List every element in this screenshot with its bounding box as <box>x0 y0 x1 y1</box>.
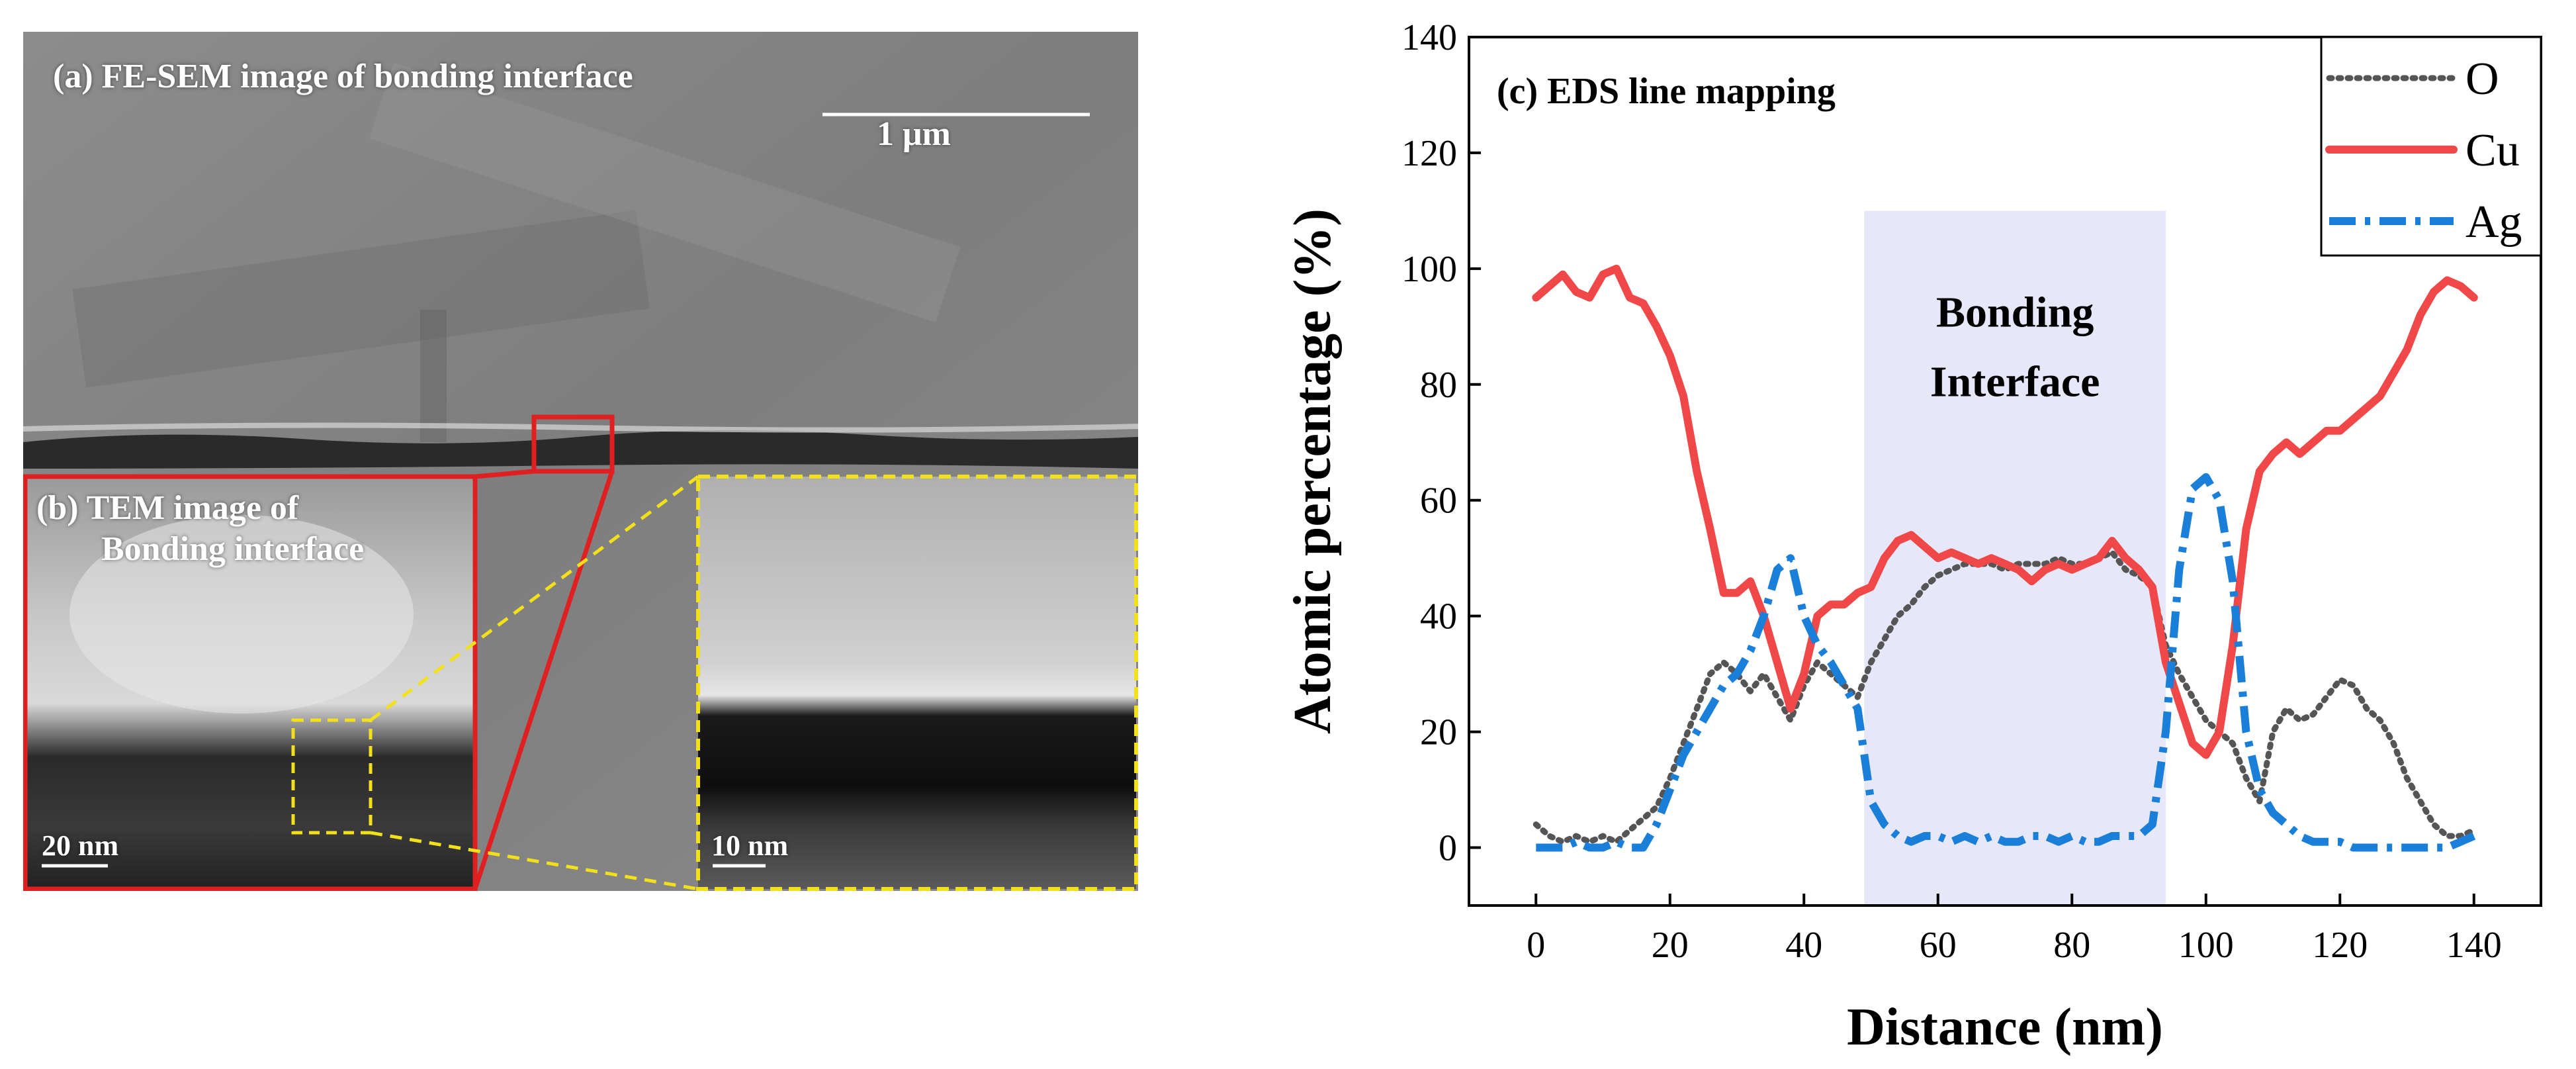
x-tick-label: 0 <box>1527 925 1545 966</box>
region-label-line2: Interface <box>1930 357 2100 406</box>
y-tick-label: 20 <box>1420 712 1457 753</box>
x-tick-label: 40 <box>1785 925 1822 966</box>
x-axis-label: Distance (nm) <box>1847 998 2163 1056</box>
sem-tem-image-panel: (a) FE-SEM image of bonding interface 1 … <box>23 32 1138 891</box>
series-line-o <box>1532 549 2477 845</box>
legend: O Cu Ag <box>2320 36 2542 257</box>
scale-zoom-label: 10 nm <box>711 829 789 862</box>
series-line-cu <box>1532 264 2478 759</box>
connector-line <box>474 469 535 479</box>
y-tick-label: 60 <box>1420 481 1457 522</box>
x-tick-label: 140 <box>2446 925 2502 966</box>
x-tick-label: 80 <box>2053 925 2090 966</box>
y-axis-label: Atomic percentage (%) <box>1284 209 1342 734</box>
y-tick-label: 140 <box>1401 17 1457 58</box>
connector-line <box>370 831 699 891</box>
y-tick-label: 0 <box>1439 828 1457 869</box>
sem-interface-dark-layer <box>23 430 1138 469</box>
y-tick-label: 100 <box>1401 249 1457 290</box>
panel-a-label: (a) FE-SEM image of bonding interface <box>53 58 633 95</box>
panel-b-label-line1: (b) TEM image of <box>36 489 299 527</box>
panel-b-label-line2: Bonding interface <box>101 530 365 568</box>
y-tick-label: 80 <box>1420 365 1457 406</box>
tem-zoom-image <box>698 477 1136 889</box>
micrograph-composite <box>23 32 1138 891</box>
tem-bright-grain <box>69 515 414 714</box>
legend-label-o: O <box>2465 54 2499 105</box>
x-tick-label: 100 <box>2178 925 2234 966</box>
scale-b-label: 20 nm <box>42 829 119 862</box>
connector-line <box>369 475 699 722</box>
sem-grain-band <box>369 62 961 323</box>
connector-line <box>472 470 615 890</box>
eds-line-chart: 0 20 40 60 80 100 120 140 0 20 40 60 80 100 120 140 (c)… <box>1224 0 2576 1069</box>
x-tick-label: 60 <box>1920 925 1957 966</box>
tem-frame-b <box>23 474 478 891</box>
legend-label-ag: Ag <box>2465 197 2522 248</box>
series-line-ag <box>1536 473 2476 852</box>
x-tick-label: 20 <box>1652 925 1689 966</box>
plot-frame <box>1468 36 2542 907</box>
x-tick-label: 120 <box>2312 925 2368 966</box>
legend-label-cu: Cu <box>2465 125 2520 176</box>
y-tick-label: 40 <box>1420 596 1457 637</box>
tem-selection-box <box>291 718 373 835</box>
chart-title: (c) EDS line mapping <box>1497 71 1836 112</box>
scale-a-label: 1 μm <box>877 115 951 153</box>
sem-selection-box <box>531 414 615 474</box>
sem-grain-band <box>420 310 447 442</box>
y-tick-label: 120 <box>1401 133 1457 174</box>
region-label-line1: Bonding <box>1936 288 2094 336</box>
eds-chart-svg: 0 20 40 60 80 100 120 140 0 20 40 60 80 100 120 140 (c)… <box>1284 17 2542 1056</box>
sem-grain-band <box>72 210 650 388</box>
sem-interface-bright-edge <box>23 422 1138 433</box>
━━━━━━━━━━━━━━━━━━━━
Please locate every line in the records above that contains the string "panel" and copy each of those lines.

## SOLVED EXERCISE:
sem-tem-image-panel: (a) FE-SEM image of bonding interface 1 … <box>23 32 1138 891</box>
panel-a-label: (a) FE-SEM image of bonding interface <box>53 58 633 95</box>
panel-b-label-line1: (b) TEM image of <box>36 489 299 527</box>
panel-b-label-line2: Bonding interface <box>101 530 365 568</box>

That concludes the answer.